## À FAIRE
a: Comment traduiriez-vous en anglais la phrase « Avec le Surréalisme, le rêve redevient un thème d'étude fécond. », tirée du texte sur le tableau de Magritte ?
b: Pourriez-vous reprendre le texte sur le tableau de Magritte et le poursuivre à partir de sa dernière phrase ?

René Magritte "L'empire des lumières" ou la maison des rêves

René Magritte, "L'empire des lumières" (1954)

Dans cette célèbre toile que Magritte (1898-1967) déclina en 17 versions, le peintre explore le territoire des rêves et de l'inconscient, thèmes chers au Surréalistes dont il fut le peintre le plus populaire.


Avec le Surréalisme, le rêve redevient un thème d'étude fécond. Le Romantisme s'y était déjà intéressé mais comme moyen de décorporation de l'âme du dormeur permettant à celle-ci de rejoindre "L'âme universelle", sorte de résurgence du noos (équivalent spirituel du cosmos) des anciens grecs.

## DONNÉES AFFICHÉES
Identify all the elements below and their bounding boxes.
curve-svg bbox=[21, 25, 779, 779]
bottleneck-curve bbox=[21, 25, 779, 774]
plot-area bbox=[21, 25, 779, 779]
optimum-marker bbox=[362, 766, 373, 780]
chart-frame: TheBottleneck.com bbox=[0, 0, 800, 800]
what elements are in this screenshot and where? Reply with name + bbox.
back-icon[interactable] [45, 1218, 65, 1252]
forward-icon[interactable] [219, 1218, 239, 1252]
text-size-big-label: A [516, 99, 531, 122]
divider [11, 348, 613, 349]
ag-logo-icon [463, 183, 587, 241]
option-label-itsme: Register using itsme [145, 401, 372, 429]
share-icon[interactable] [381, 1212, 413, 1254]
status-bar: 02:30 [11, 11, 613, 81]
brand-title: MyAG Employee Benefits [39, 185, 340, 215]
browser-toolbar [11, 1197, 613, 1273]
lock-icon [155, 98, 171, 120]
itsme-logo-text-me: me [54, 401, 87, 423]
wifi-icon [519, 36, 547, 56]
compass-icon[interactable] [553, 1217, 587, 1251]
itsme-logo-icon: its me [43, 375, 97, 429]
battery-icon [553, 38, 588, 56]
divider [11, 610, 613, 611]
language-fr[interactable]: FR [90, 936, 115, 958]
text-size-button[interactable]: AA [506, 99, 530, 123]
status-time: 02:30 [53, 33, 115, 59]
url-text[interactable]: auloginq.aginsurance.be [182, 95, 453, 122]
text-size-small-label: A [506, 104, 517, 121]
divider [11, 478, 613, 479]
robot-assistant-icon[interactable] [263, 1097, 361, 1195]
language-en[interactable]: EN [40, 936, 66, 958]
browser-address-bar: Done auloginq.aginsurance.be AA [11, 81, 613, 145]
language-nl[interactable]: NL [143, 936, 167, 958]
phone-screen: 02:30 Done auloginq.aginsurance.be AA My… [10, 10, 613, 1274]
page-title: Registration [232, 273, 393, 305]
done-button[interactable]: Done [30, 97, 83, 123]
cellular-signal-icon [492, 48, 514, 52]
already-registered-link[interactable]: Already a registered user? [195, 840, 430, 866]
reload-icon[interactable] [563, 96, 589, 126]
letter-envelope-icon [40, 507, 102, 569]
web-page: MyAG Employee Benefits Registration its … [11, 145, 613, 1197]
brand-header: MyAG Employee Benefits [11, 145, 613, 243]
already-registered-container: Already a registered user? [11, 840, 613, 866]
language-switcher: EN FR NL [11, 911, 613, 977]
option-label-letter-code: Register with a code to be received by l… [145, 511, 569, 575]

--

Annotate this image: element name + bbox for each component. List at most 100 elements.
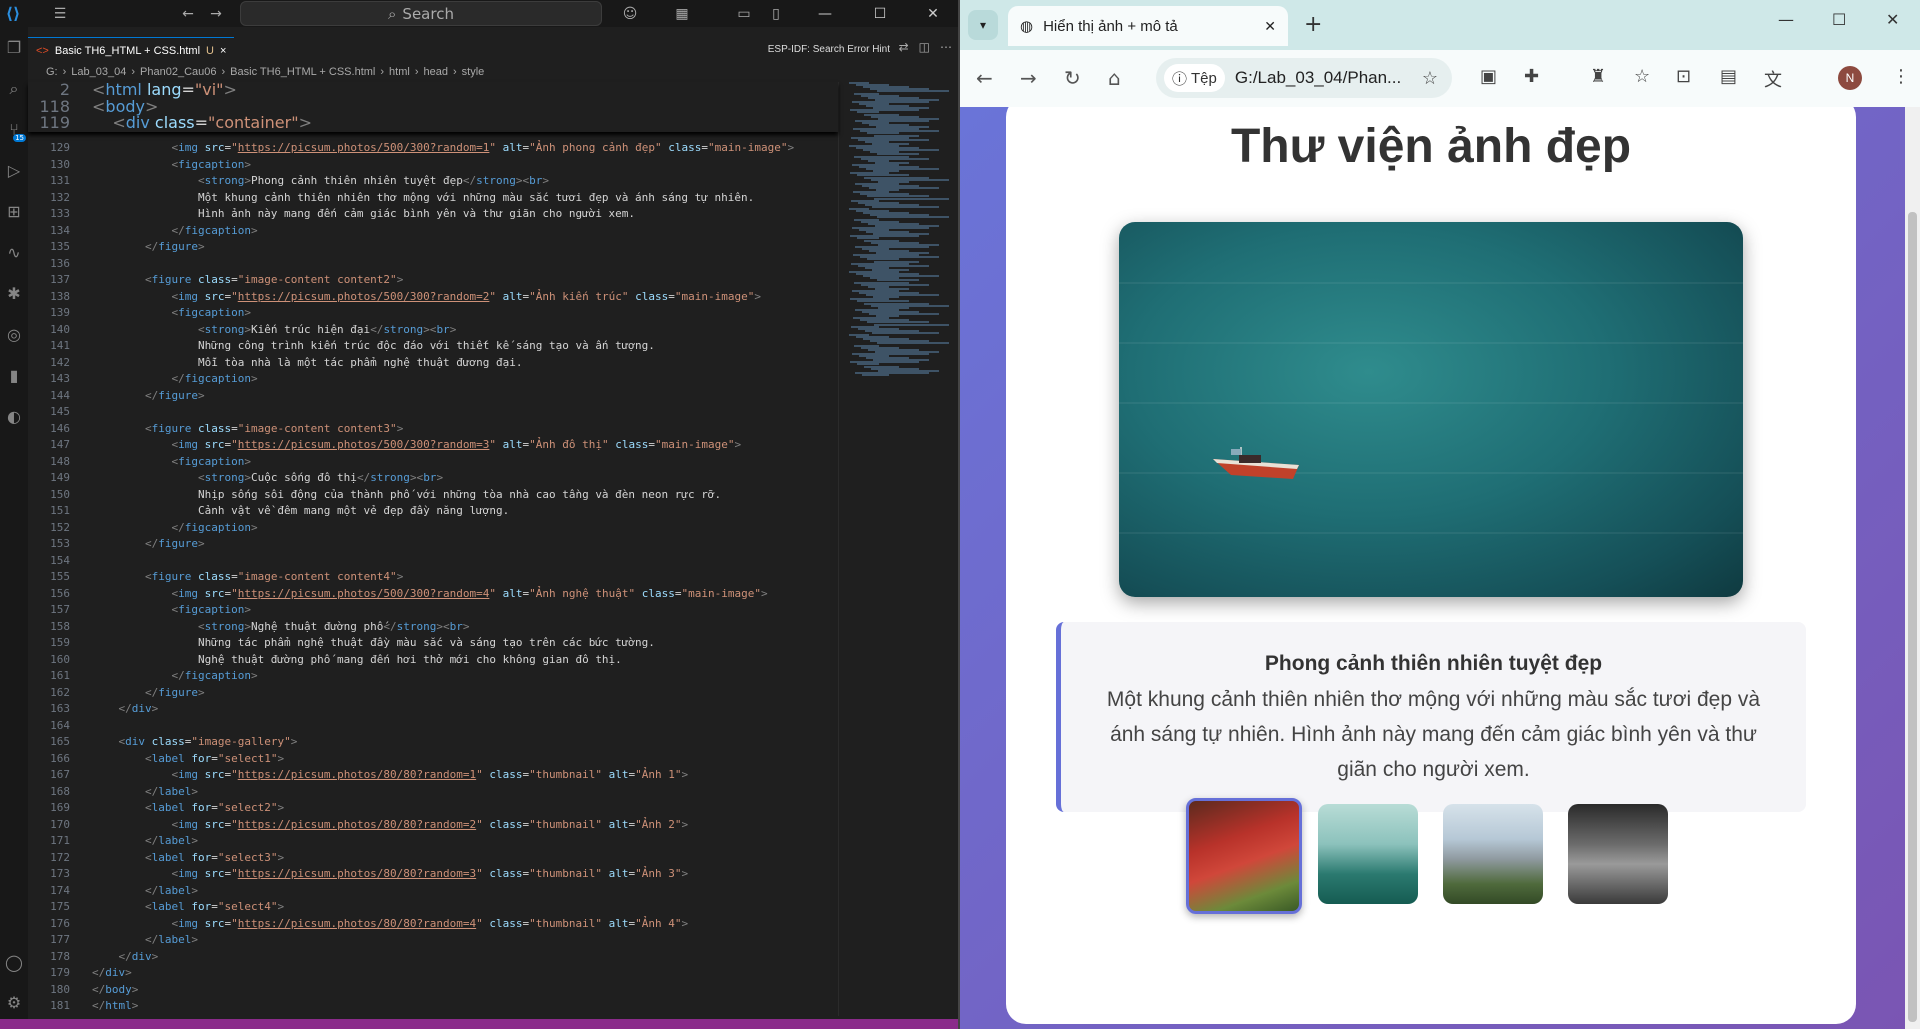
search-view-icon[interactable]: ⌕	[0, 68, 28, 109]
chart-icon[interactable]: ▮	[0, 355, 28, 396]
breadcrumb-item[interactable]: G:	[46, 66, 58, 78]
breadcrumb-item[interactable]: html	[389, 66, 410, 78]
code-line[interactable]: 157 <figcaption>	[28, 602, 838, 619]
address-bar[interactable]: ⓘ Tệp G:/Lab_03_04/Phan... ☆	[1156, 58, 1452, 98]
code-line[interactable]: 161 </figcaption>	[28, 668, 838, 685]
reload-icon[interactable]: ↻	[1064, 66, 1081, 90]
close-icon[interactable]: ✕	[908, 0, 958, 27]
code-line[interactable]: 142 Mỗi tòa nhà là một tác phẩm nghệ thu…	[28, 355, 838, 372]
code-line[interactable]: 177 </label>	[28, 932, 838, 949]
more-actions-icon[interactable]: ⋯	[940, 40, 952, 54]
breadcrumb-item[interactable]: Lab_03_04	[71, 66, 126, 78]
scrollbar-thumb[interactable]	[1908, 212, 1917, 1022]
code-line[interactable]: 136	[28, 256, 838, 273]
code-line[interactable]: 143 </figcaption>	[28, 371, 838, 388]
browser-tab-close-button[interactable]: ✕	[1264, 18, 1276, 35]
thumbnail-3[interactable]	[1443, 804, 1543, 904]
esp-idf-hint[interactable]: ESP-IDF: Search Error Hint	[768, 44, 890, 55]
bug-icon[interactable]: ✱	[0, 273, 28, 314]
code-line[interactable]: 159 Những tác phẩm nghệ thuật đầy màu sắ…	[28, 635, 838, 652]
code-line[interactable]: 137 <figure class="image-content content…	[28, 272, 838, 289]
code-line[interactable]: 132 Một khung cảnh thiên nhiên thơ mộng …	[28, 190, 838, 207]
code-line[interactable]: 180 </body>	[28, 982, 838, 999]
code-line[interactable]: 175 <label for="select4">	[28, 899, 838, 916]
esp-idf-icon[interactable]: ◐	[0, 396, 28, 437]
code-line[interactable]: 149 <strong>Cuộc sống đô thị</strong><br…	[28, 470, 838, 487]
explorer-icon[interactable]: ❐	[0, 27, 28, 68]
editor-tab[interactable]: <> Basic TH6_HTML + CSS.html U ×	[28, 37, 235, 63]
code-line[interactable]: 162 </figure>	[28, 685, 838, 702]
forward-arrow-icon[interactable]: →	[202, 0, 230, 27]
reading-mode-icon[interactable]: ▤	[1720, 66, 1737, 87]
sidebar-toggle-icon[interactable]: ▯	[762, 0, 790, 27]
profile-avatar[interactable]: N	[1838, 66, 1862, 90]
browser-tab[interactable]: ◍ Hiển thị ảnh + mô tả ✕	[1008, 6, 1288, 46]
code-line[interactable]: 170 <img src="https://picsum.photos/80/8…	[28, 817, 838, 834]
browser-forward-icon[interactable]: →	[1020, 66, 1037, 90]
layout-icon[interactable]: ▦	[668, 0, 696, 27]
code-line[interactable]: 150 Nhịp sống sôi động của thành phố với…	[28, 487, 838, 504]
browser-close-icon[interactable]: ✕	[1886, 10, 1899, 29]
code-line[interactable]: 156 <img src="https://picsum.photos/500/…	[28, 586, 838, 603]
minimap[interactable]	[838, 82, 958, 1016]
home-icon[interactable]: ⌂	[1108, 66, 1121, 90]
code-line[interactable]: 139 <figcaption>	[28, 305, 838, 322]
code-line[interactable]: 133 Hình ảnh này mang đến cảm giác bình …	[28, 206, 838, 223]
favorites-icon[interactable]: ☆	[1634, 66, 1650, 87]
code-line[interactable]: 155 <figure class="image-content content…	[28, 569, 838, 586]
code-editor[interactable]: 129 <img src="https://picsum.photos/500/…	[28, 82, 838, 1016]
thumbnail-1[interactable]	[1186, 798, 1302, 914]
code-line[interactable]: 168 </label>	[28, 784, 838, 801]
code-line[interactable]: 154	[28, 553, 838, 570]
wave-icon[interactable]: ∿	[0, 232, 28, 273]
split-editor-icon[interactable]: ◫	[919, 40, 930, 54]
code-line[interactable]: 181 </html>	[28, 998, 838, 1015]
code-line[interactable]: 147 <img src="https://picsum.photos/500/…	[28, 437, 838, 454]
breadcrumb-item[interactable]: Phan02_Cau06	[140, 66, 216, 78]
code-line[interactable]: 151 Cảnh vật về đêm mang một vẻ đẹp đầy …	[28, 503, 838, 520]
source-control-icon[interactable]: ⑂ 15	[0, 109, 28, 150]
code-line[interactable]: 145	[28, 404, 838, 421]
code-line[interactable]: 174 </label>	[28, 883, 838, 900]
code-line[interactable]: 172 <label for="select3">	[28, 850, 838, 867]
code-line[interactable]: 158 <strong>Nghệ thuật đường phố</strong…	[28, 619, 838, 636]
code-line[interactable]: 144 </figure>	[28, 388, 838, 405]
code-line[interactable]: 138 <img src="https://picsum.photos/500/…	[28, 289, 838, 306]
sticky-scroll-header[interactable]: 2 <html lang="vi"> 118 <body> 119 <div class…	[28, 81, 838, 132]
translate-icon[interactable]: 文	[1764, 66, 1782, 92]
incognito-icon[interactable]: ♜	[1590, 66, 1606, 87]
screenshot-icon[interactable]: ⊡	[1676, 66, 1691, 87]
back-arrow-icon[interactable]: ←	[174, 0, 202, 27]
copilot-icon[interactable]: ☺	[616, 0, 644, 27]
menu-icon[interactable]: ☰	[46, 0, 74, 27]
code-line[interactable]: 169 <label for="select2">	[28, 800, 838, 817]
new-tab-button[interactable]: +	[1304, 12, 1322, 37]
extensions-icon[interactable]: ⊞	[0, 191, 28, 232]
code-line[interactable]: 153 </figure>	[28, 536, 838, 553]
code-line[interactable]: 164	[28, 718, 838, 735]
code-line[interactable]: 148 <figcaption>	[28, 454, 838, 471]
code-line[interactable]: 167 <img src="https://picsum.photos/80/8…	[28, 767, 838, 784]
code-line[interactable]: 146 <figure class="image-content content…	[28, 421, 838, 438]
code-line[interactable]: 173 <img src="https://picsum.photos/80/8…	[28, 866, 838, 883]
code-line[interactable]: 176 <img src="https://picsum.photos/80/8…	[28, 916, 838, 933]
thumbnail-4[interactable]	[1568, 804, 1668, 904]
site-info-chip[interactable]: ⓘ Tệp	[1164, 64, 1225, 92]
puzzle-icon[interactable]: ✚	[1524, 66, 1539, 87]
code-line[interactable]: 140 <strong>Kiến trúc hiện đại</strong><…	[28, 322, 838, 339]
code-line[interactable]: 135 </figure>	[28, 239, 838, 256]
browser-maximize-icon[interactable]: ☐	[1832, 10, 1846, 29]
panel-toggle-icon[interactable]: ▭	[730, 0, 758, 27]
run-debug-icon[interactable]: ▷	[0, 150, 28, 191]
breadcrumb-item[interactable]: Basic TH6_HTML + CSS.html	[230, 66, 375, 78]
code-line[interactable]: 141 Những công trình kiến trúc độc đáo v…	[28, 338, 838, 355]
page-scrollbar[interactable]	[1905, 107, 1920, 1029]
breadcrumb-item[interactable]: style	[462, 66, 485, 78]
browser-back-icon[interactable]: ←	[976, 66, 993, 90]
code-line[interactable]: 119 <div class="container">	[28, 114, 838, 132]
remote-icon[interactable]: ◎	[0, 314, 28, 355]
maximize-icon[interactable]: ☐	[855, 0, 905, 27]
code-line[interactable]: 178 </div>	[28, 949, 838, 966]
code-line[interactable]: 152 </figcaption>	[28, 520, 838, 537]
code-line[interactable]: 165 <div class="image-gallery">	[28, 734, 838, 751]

## RÉPONSES PAR TÂCHE
a: With Surrealism, the dream once again becomes a fruitful subject of study.

b:
Le Surréalisme, nanti des expériences de création en état de rêve conscient (par l'ivresse ou l'opium notamment) pratiquée par certains des Romantiques ou des Décadents de la fin du XIXème siècle et par l'interprétation psychanalytique des rêves récemment inventée par Freud, remet le rêve sur le devant de la scène artistique, en tant que manifestation d'un inconscient "surréel" donc supérieur à la conscience en état d'éveil. Certains de ses membres, tels que Henri Michaux, n'hésitèrent pas à pratiquer le dessin ou la peinture en état d'éveil hallucinatoire du à la prise de mescaline, afin de pouvoir visualiser cette surréalité de l'âme, plus prosaïquement dénommée "inconscient". 

Le peintre belge René Magritte fut beaucoup plus sage et son oeuvre, féconde, porte de nombreuses traces de cette exploration de l'inconscient par les rêves. Cette oeuvre de 1954 en est presque un paradigme psychanalytique. Découvrons-en les éléments.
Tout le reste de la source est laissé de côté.